# Short problem:
Exactly as written, print each record in the listing.

Records from a collection of figures:

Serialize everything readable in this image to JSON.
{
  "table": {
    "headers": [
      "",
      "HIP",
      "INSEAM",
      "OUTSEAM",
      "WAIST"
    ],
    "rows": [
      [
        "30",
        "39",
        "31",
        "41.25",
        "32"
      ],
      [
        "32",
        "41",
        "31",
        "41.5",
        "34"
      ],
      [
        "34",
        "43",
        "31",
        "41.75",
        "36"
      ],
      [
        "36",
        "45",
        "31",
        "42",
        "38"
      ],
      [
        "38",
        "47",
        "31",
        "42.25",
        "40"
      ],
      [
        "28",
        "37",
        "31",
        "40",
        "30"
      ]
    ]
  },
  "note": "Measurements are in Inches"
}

# The result:
Serialize everything readable in this image to JSON.
{
  "table": {
    "headers": [
      "",
      "HIP",
      "INSEAM",
      "OUTSEAM",
      "WAIST"
    ],
    "rows": [
      [
        "30",
        "39",
        "31",
        "41.25",
        "32"
      ],
      [
        "32",
        "41",
        "31",
        "41.5",
        "34"
      ],
      [
        "34",
        "43",
        "31",
        "41.75",
        "36"
      ],
      [
        "36",
        "45",
        "31",
        "42",
        "38"
      ],
      [
        "38",
        "47",
        "31",
        "42.25",
        "40"
      ],
      [
        "28",
        "37",
        "31",
        "40",
        "30"
      ]
    ]
  },
  "note": "Measurements are in Inches"
}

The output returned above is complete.